>> Begin Material

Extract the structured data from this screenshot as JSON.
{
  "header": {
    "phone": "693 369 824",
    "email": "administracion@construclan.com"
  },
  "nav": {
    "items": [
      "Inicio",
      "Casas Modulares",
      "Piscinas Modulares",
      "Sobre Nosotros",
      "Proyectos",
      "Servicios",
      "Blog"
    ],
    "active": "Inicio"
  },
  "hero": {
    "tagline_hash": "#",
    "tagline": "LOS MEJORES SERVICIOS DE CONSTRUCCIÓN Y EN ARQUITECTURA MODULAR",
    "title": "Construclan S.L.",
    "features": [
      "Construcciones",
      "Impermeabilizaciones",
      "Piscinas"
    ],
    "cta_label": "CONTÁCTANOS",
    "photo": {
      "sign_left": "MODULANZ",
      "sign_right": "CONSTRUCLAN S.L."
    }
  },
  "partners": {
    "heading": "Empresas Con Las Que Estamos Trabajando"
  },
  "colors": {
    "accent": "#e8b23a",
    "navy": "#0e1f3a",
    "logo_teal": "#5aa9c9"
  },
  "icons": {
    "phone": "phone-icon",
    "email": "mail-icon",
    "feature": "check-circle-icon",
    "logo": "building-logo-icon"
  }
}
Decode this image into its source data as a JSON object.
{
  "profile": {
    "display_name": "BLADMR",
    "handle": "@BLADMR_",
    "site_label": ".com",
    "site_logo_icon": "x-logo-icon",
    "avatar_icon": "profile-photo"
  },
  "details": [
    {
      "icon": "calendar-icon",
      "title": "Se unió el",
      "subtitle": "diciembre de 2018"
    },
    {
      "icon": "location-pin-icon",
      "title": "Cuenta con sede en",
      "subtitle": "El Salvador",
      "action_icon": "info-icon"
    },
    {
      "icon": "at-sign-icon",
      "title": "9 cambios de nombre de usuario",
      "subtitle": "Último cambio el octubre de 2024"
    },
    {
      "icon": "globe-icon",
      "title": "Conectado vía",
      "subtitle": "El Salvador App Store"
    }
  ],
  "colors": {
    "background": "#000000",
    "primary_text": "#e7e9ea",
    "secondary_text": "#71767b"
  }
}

>> End Material

__Task details__: In the records above, locate the line that contains "Decode this image". Repeat it and every line after it, exactly, and nothing else.

__Result of the exercise__:
Decode this image into its source data as a JSON object.
{
  "profile": {
    "display_name": "BLADMR",
    "handle": "@BLADMR_",
    "site_label": ".com",
    "site_logo_icon": "x-logo-icon",
    "avatar_icon": "profile-photo"
  },
  "details": [
    {
      "icon": "calendar-icon",
      "title": "Se unió el",
      "subtitle": "diciembre de 2018"
    },
    {
      "icon": "location-pin-icon",
      "title": "Cuenta con sede en",
      "subtitle": "El Salvador",
      "action_icon": "info-icon"
    },
    {
      "icon": "at-sign-icon",
      "title": "9 cambios de nombre de usuario",
      "subtitle": "Último cambio el octubre de 2024"
    },
    {
      "icon": "globe-icon",
      "title": "Conectado vía",
      "subtitle": "El Salvador App Store"
    }
  ],
  "colors": {
    "background": "#000000",
    "primary_text": "#e7e9ea",
    "secondary_text": "#71767b"
  }
}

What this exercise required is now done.